Short task:
All entries must be repeated exactly; do not include the pictures.

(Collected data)

%%

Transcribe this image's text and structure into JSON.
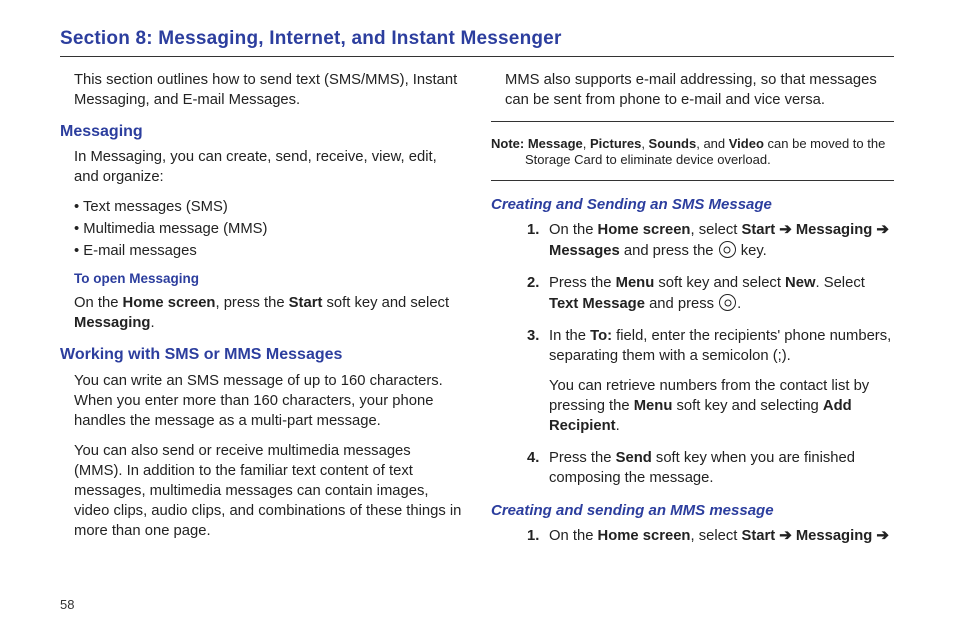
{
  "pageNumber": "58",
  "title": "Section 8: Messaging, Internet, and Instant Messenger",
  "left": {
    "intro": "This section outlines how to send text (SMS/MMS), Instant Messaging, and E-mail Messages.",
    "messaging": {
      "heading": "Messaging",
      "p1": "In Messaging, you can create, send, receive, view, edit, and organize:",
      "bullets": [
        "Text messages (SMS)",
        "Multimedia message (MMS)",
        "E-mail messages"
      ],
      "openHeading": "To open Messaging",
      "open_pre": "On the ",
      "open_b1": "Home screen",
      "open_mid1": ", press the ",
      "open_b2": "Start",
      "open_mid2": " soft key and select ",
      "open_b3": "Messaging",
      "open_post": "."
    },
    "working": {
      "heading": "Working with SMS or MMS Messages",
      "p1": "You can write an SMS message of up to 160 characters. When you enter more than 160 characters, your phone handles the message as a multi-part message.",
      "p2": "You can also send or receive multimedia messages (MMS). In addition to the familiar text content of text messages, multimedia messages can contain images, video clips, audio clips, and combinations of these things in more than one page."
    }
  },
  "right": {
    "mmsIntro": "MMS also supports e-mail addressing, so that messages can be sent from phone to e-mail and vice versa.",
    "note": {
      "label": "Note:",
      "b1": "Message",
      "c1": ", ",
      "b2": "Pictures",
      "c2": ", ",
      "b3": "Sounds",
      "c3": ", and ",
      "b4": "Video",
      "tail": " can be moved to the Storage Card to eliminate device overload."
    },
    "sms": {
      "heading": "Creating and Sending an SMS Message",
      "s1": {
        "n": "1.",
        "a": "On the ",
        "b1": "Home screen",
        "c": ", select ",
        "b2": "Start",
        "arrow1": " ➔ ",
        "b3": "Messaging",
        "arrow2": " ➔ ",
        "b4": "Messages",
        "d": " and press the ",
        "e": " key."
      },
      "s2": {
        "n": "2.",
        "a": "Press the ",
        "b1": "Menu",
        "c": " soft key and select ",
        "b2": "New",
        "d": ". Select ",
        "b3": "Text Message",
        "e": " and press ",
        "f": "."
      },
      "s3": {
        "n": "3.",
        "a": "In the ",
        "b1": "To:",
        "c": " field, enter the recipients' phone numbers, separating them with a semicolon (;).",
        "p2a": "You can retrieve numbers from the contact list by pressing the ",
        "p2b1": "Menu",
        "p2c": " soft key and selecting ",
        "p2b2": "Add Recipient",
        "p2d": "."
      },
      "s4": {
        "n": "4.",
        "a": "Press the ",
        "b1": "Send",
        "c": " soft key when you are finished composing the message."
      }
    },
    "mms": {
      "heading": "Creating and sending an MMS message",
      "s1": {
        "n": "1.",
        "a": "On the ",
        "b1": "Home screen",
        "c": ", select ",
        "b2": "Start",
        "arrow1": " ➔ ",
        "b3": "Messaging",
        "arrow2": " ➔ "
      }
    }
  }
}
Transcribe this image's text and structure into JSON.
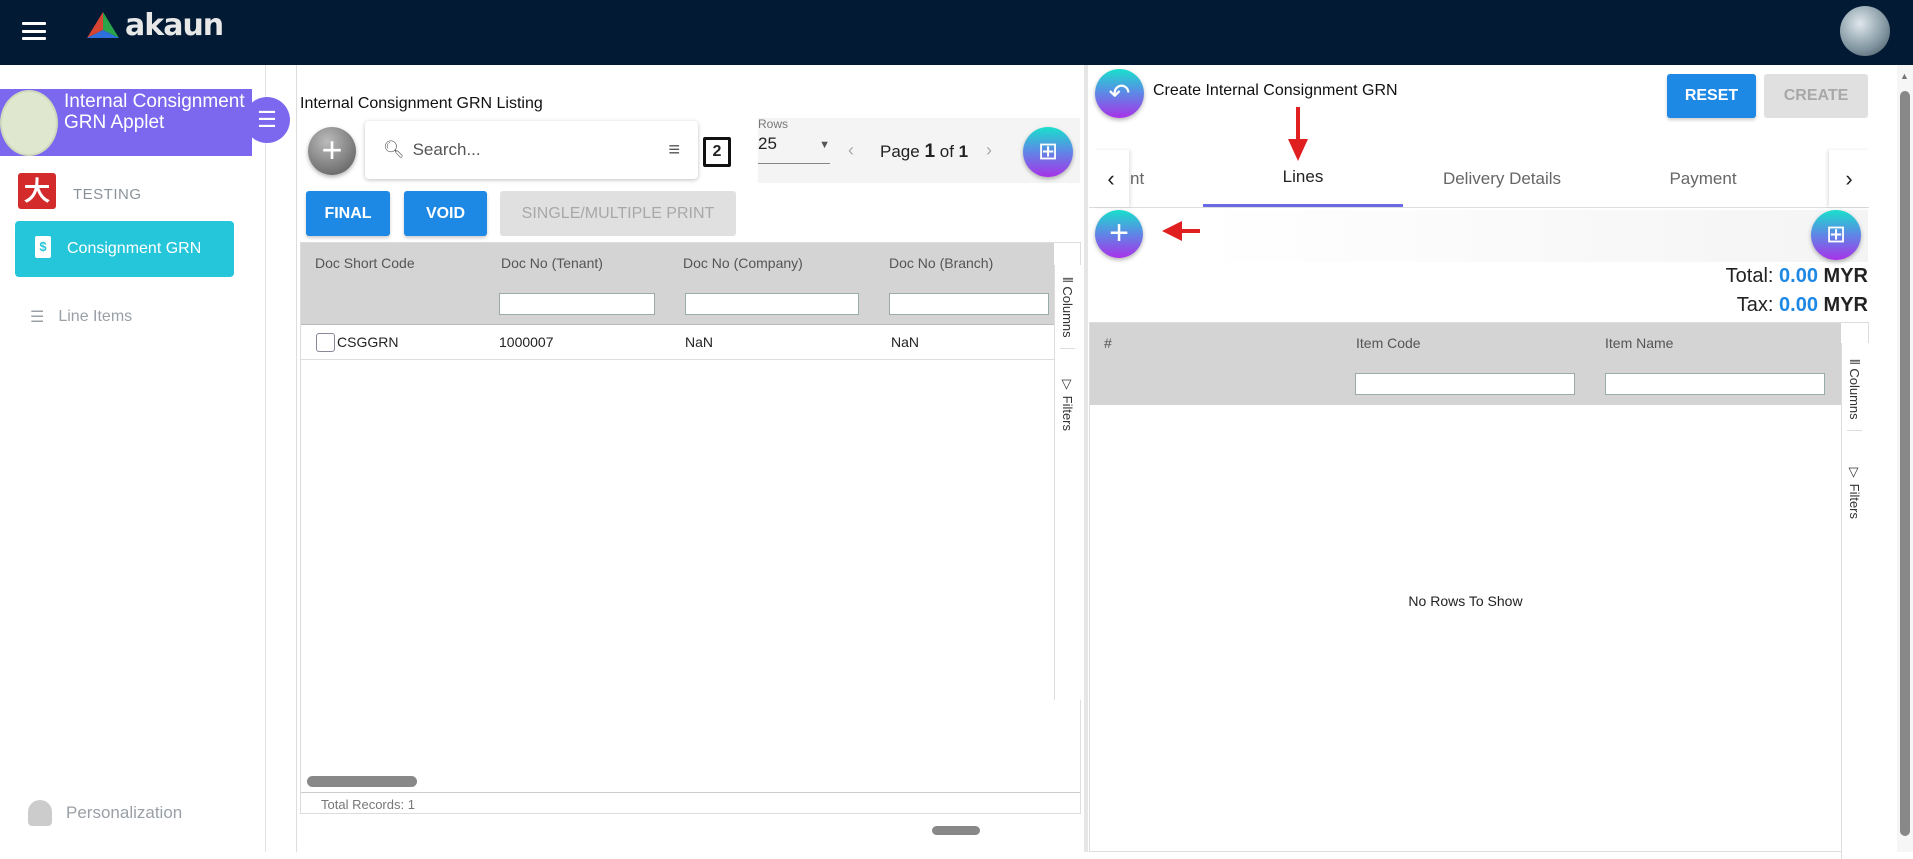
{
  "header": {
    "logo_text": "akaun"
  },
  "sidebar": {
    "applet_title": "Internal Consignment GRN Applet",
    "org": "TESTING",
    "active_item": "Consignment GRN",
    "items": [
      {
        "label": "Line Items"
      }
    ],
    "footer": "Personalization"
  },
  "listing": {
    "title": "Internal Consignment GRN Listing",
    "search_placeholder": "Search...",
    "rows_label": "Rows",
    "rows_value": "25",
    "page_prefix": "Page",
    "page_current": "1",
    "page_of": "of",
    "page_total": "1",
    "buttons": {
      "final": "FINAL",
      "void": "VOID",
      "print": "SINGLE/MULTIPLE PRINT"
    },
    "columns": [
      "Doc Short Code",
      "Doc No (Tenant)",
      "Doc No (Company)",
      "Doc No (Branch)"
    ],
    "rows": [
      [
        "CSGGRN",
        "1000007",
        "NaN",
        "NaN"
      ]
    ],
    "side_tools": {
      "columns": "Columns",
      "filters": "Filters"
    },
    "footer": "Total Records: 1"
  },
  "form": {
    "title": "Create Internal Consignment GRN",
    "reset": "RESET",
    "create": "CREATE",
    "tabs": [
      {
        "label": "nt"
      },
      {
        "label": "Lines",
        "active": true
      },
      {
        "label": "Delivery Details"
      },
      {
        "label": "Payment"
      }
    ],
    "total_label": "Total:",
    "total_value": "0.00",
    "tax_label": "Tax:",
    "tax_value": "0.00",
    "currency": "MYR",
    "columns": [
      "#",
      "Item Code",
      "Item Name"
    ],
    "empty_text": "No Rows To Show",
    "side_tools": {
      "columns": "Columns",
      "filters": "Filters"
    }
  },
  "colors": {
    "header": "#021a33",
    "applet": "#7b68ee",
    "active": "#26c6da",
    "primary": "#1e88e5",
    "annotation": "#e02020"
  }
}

%%

Solution for this problem:
Transcribe this image's text and structure into JSON.
{
  "pageNumber": "58",
  "title": "Section 8: Messaging, Internet, and Instant Messenger",
  "left": {
    "intro": "This section outlines how to send text (SMS/MMS), Instant Messaging, and E-mail Messages.",
    "messaging": {
      "heading": "Messaging",
      "p1": "In Messaging, you can create, send, receive, view, edit, and organize:",
      "bullets": [
        "Text messages (SMS)",
        "Multimedia message (MMS)",
        "E-mail messages"
      ],
      "openHeading": "To open Messaging",
      "open_pre": "On the ",
      "open_b1": "Home screen",
      "open_mid1": ", press the ",
      "open_b2": "Start",
      "open_mid2": " soft key and select ",
      "open_b3": "Messaging",
      "open_post": "."
    },
    "working": {
      "heading": "Working with SMS or MMS Messages",
      "p1": "You can write an SMS message of up to 160 characters. When you enter more than 160 characters, your phone handles the message as a multi-part message.",
      "p2": "You can also send or receive multimedia messages (MMS). In addition to the familiar text content of text messages, multimedia messages can contain images, video clips, audio clips, and combinations of these things in more than one page."
    }
  },
  "right": {
    "mmsIntro": "MMS also supports e-mail addressing, so that messages can be sent from phone to e-mail and vice versa.",
    "note": {
      "label": "Note:",
      "b1": "Message",
      "c1": ", ",
      "b2": "Pictures",
      "c2": ", ",
      "b3": "Sounds",
      "c3": ", and ",
      "b4": "Video",
      "tail": " can be moved to the Storage Card to eliminate device overload."
    },
    "sms": {
      "heading": "Creating and Sending an SMS Message",
      "s1": {
        "n": "1.",
        "a": "On the ",
        "b1": "Home screen",
        "c": ", select ",
        "b2": "Start",
        "arrow1": " ➔ ",
        "b3": "Messaging",
        "arrow2": " ➔ ",
        "b4": "Messages",
        "d": " and press the ",
        "e": " key."
      },
      "s2": {
        "n": "2.",
        "a": "Press the ",
        "b1": "Menu",
        "c": " soft key and select ",
        "b2": "New",
        "d": ". Select ",
        "b3": "Text Message",
        "e": " and press ",
        "f": "."
      },
      "s3": {
        "n": "3.",
        "a": "In the ",
        "b1": "To:",
        "c": " field, enter the recipients' phone numbers, separating them with a semicolon (;).",
        "p2a": "You can retrieve numbers from the contact list by pressing the ",
        "p2b1": "Menu",
        "p2c": " soft key and selecting ",
        "p2b2": "Add Recipient",
        "p2d": "."
      },
      "s4": {
        "n": "4.",
        "a": "Press the ",
        "b1": "Send",
        "c": " soft key when you are finished composing the message."
      }
    },
    "mms": {
      "heading": "Creating and sending an MMS message",
      "s1": {
        "n": "1.",
        "a": "On the ",
        "b1": "Home screen",
        "c": ", select ",
        "b2": "Start",
        "arrow1": " ➔ ",
        "b3": "Messaging",
        "arrow2": " ➔ "
      }
    }
  }
}
Transcribe this image's text and structure into JSON.
{
  "header": {
    "logo_text": "akaun"
  },
  "sidebar": {
    "applet_title": "Internal Consignment GRN Applet",
    "org": "TESTING",
    "active_item": "Consignment GRN",
    "items": [
      {
        "label": "Line Items"
      }
    ],
    "footer": "Personalization"
  },
  "listing": {
    "title": "Internal Consignment GRN Listing",
    "search_placeholder": "Search...",
    "rows_label": "Rows",
    "rows_value": "25",
    "page_prefix": "Page",
    "page_current": "1",
    "page_of": "of",
    "page_total": "1",
    "buttons": {
      "final": "FINAL",
      "void": "VOID",
      "print": "SINGLE/MULTIPLE PRINT"
    },
    "columns": [
      "Doc Short Code",
      "Doc No (Tenant)",
      "Doc No (Company)",
      "Doc No (Branch)"
    ],
    "rows": [
      [
        "CSGGRN",
        "1000007",
        "NaN",
        "NaN"
      ]
    ],
    "side_tools": {
      "columns": "Columns",
      "filters": "Filters"
    },
    "footer": "Total Records: 1"
  },
  "form": {
    "title": "Create Internal Consignment GRN",
    "reset": "RESET",
    "create": "CREATE",
    "tabs": [
      {
        "label": "nt"
      },
      {
        "label": "Lines",
        "active": true
      },
      {
        "label": "Delivery Details"
      },
      {
        "label": "Payment"
      }
    ],
    "total_label": "Total:",
    "total_value": "0.00",
    "tax_label": "Tax:",
    "tax_value": "0.00",
    "currency": "MYR",
    "columns": [
      "#",
      "Item Code",
      "Item Name"
    ],
    "empty_text": "No Rows To Show",
    "side_tools": {
      "columns": "Columns",
      "filters": "Filters"
    }
  },
  "colors": {
    "header": "#021a33",
    "applet": "#7b68ee",
    "active": "#26c6da",
    "primary": "#1e88e5",
    "annotation": "#e02020"
  }
}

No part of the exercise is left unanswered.